* [Given problem]:
Pull each line holding the word "грузы" from the data.

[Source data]
>> Begin

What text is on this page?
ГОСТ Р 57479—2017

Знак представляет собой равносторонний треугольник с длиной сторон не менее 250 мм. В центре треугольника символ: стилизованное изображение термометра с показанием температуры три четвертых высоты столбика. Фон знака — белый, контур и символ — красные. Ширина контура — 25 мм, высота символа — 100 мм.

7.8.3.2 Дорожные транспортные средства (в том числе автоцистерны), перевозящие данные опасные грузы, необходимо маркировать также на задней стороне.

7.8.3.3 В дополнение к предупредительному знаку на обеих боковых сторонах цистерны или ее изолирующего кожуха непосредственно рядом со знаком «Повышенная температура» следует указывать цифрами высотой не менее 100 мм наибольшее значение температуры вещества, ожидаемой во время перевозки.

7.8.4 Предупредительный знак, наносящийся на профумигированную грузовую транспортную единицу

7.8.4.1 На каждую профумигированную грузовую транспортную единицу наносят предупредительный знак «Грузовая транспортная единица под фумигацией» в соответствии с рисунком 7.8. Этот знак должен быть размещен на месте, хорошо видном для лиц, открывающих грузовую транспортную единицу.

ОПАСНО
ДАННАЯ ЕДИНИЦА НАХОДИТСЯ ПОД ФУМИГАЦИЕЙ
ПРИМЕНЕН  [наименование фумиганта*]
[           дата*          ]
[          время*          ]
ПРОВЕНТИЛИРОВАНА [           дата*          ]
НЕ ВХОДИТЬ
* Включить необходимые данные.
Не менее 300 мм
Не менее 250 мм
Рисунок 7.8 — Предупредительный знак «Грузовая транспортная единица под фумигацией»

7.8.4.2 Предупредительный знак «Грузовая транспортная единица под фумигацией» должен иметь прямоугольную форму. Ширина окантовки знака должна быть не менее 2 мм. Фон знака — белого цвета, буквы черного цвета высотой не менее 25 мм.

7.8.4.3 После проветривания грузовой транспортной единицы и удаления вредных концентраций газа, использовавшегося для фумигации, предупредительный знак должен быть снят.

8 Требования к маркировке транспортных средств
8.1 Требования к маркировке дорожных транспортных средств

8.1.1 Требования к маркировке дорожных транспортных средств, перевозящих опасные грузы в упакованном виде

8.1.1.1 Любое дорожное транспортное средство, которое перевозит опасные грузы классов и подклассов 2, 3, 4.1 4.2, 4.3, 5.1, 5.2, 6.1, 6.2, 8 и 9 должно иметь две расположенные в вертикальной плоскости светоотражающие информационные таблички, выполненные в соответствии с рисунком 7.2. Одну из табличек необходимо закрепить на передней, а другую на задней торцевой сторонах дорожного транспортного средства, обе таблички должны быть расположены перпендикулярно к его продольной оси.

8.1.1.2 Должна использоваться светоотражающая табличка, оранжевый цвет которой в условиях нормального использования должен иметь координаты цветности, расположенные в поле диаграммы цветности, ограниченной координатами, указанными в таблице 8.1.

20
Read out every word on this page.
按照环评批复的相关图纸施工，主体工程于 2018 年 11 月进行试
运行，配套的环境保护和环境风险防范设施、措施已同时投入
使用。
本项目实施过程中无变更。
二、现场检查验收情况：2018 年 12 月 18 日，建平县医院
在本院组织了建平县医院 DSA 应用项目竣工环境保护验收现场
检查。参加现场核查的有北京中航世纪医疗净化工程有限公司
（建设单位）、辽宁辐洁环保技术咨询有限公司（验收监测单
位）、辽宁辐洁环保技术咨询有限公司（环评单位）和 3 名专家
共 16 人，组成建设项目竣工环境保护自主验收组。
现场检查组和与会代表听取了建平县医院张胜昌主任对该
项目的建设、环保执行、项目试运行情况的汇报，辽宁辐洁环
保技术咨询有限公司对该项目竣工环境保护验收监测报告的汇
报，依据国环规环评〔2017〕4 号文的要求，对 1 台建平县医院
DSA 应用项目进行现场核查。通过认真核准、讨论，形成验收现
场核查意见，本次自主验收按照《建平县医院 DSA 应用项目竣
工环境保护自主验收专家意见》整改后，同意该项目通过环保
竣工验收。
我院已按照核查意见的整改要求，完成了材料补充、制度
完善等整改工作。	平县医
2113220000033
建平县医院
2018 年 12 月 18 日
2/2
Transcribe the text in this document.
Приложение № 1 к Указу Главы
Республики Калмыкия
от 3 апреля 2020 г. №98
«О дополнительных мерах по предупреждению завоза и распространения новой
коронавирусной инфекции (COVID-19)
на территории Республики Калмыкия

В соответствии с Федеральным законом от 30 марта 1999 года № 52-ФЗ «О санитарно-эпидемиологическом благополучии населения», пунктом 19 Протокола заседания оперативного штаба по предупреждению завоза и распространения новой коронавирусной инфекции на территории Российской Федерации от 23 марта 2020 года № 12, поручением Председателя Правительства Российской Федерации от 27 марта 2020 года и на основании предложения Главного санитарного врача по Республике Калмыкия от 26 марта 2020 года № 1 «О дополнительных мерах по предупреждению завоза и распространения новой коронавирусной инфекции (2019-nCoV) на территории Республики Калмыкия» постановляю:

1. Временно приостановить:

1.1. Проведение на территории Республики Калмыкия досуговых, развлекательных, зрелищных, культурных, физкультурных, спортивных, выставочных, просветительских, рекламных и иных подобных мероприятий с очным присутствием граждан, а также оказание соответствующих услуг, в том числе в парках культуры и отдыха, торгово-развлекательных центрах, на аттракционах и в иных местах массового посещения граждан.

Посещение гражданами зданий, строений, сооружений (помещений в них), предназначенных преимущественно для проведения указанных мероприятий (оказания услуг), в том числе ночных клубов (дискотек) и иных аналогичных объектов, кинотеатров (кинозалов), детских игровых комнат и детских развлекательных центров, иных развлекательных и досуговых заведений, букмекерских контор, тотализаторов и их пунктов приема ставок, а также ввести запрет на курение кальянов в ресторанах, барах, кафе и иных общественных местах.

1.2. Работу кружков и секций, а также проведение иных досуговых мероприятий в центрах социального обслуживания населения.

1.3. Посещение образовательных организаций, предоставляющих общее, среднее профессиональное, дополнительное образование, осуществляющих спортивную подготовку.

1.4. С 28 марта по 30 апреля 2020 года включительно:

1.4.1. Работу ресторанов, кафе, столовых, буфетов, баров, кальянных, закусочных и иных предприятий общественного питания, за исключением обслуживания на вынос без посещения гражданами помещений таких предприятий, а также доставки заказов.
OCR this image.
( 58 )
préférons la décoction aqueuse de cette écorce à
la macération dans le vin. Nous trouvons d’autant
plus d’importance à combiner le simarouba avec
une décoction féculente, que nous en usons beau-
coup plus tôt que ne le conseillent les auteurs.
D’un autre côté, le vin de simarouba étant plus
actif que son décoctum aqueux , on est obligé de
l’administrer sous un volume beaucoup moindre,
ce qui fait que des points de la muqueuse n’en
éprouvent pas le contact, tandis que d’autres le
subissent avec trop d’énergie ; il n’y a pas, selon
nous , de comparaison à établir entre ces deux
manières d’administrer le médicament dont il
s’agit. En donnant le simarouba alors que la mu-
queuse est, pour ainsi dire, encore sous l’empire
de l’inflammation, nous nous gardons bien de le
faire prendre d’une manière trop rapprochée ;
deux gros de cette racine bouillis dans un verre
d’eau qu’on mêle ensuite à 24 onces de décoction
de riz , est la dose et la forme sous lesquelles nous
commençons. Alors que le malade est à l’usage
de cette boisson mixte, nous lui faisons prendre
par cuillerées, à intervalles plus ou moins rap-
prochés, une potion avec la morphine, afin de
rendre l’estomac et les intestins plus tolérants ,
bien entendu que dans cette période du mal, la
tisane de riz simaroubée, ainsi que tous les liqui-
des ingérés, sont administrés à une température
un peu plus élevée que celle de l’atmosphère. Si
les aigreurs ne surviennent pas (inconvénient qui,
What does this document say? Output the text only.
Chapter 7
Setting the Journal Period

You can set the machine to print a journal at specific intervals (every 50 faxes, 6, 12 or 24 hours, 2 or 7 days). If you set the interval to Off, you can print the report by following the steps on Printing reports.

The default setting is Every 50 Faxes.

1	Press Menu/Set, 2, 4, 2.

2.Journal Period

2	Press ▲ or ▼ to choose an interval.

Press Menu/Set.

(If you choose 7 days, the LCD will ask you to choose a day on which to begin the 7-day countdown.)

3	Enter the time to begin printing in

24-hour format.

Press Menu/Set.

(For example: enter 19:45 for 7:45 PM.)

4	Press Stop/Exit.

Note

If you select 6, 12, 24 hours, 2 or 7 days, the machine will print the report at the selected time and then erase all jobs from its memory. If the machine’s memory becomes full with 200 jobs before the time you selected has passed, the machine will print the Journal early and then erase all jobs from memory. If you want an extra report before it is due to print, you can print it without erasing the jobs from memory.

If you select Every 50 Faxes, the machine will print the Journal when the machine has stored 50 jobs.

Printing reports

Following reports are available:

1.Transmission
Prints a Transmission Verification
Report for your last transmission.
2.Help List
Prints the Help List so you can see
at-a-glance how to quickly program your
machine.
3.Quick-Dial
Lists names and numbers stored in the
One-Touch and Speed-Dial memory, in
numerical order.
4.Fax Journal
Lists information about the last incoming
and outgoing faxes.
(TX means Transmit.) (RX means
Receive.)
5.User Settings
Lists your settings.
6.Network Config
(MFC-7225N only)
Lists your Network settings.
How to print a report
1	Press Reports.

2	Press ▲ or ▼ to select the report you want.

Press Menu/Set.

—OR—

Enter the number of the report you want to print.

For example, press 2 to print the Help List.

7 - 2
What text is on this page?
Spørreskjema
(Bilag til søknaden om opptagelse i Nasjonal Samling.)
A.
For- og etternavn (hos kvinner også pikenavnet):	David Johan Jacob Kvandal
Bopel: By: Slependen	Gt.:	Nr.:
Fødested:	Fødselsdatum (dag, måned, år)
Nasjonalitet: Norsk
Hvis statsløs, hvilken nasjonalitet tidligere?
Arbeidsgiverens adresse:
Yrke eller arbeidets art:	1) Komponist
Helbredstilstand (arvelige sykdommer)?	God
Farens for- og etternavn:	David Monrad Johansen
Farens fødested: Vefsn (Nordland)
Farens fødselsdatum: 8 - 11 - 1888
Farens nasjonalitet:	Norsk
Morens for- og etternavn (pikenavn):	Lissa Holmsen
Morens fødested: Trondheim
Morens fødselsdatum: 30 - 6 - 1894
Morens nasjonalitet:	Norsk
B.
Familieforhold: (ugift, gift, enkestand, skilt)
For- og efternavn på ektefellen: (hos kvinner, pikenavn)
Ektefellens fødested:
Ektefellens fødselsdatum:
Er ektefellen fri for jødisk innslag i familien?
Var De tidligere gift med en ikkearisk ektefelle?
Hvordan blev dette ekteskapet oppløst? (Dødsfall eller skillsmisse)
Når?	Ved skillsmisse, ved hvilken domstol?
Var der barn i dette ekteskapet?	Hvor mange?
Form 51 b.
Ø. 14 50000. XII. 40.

>> End

* [The reply]:
7.8.3.2 Дорожные транспортные средства (в том числе автоцистерны), перевозящие данные опасные грузы, необходимо маркировать также на задней стороне.
8.1.1 Требования к маркировке дорожных транспортных средств, перевозящих опасные грузы в упакованном виде
8.1.1.1 Любое дорожное транспортное средство, которое перевозит опасные грузы классов и подклассов 2, 3, 4.1 4.2, 4.3, 5.1, 5.2, 6.1, 6.2, 8 и 9 должно иметь две расположенные в вертикальной плоскости светоотражающие информационные таблички, выполненные в соответствии с рисунком 7.2. Одну из табличек необходимо закрепить на передней, а другую на задней торцевой сторонах дорожного транспортного средства, обе таблички должны быть расположены перпендикулярно к его продольной оси.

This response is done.